_STATED TASK_:
Each entry must appear again exactly as it does in the source.
**** INFORMATION GIVEN ****
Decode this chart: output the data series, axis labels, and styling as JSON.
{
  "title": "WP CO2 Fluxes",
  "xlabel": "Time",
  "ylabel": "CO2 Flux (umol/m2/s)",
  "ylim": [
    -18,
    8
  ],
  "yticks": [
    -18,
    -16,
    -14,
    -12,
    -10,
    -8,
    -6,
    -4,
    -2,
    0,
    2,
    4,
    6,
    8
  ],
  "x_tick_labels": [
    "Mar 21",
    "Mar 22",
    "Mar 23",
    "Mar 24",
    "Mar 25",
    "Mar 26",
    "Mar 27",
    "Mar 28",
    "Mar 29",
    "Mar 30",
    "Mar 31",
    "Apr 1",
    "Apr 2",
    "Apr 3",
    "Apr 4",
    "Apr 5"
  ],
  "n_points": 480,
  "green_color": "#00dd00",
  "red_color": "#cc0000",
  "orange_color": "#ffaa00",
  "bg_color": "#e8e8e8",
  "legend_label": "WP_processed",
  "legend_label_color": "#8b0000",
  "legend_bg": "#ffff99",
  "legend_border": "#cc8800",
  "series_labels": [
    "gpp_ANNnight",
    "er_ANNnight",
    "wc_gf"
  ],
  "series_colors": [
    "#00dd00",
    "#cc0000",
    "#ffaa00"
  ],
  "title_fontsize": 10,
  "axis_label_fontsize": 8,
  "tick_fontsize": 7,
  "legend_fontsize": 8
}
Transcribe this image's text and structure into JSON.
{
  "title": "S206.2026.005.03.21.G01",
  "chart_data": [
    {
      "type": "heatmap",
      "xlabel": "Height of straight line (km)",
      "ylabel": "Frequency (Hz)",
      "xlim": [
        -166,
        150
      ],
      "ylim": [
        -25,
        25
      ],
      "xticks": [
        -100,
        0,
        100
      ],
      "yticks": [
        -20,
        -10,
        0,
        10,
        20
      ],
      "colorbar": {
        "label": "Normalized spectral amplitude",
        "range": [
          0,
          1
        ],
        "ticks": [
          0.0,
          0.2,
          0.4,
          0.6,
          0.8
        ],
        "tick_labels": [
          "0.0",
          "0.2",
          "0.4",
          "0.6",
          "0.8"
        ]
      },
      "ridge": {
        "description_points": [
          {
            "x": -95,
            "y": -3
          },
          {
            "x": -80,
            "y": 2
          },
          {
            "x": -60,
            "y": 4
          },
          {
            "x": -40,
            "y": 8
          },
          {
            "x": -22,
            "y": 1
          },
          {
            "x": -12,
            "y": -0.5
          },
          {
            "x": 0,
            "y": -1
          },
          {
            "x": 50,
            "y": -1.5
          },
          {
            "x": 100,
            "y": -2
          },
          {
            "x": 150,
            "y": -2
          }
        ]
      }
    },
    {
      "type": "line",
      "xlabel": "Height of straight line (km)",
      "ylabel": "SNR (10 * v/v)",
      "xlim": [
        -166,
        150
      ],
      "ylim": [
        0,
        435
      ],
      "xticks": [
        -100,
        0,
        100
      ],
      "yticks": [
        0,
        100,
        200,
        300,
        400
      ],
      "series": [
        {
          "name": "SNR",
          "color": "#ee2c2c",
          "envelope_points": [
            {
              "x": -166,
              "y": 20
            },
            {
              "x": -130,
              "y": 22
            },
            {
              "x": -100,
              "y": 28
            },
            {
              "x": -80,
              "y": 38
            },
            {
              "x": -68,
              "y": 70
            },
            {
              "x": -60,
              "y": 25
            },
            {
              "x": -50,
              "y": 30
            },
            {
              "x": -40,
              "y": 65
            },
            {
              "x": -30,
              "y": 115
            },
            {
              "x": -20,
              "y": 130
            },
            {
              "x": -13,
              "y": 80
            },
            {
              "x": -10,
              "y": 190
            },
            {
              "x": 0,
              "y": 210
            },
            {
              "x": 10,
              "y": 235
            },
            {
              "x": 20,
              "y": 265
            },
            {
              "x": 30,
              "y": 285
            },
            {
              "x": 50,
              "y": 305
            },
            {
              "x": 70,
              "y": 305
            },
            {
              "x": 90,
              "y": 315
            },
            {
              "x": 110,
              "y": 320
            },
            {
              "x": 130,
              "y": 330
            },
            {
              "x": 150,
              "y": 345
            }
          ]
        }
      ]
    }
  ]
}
****
_RESULT OF THE EXERCISE_:
Decode this chart: output the data series, axis labels, and styling as JSON.
{
  "title": "WP CO2 Fluxes",
  "xlabel": "Time",
  "ylabel": "CO2 Flux (umol/m2/s)",
  "ylim": [
    -18,
    8
  ],
  "yticks": [
    -18,
    -16,
    -14,
    -12,
    -10,
    -8,
    -6,
    -4,
    -2,
    0,
    2,
    4,
    6,
    8
  ],
  "x_tick_labels": [
    "Mar 21",
    "Mar 22",
    "Mar 23",
    "Mar 24",
    "Mar 25",
    "Mar 26",
    "Mar 27",
    "Mar 28",
    "Mar 29",
    "Mar 30",
    "Mar 31",
    "Apr 1",
    "Apr 2",
    "Apr 3",
    "Apr 4",
    "Apr 5"
  ],
  "n_points": 480,
  "green_color": "#00dd00",
  "red_color": "#cc0000",
  "orange_color": "#ffaa00",
  "bg_color": "#e8e8e8",
  "legend_label": "WP_processed",
  "legend_label_color": "#8b0000",
  "legend_bg": "#ffff99",
  "legend_border": "#cc8800",
  "series_labels": [
    "gpp_ANNnight",
    "er_ANNnight",
    "wc_gf"
  ],
  "series_colors": [
    "#00dd00",
    "#cc0000",
    "#ffaa00"
  ],
  "title_fontsize": 10,
  "axis_label_fontsize": 8,
  "tick_fontsize": 7,
  "legend_fontsize": 8
}
Transcribe this image's text and structure into JSON.
{
  "title": "S206.2026.005.03.21.G01",
  "chart_data": [
    {
      "type": "heatmap",
      "xlabel": "Height of straight line (km)",
      "ylabel": "Frequency (Hz)",
      "xlim": [
        -166,
        150
      ],
      "ylim": [
        -25,
        25
      ],
      "xticks": [
        -100,
        0,
        100
      ],
      "yticks": [
        -20,
        -10,
        0,
        10,
        20
      ],
      "colorbar": {
        "label": "Normalized spectral amplitude",
        "range": [
          0,
          1
        ],
        "ticks": [
          0.0,
          0.2,
          0.4,
          0.6,
          0.8
        ],
        "tick_labels": [
          "0.0",
          "0.2",
          "0.4",
          "0.6",
          "0.8"
        ]
      },
      "ridge": {
        "description_points": [
          {
            "x": -95,
            "y": -3
          },
          {
            "x": -80,
            "y": 2
          },
          {
            "x": -60,
            "y": 4
          },
          {
            "x": -40,
            "y": 8
          },
          {
            "x": -22,
            "y": 1
          },
          {
            "x": -12,
            "y": -0.5
          },
          {
            "x": 0,
            "y": -1
          },
          {
            "x": 50,
            "y": -1.5
          },
          {
            "x": 100,
            "y": -2
          },
          {
            "x": 150,
            "y": -2
          }
        ]
      }
    },
    {
      "type": "line",
      "xlabel": "Height of straight line (km)",
      "ylabel": "SNR (10 * v/v)",
      "xlim": [
        -166,
        150
      ],
      "ylim": [
        0,
        435
      ],
      "xticks": [
        -100,
        0,
        100
      ],
      "yticks": [
        0,
        100,
        200,
        300,
        400
      ],
      "series": [
        {
          "name": "SNR",
          "color": "#ee2c2c",
          "envelope_points": [
            {
              "x": -166,
              "y": 20
            },
            {
              "x": -130,
              "y": 22
            },
            {
              "x": -100,
              "y": 28
            },
            {
              "x": -80,
              "y": 38
            },
            {
              "x": -68,
              "y": 70
            },
            {
              "x": -60,
              "y": 25
            },
            {
              "x": -50,
              "y": 30
            },
            {
              "x": -40,
              "y": 65
            },
            {
              "x": -30,
              "y": 115
            },
            {
              "x": -20,
              "y": 130
            },
            {
              "x": -13,
              "y": 80
            },
            {
              "x": -10,
              "y": 190
            },
            {
              "x": 0,
              "y": 210
            },
            {
              "x": 10,
              "y": 235
            },
            {
              "x": 20,
              "y": 265
            },
            {
              "x": 30,
              "y": 285
            },
            {
              "x": 50,
              "y": 305
            },
            {
              "x": 70,
              "y": 305
            },
            {
              "x": 90,
              "y": 315
            },
            {
              "x": 110,
              "y": 320
            },
            {
              "x": 130,
              "y": 330
            },
            {
              "x": 150,
              "y": 345
            }
          ]
        }
      ]
    }
  ]
}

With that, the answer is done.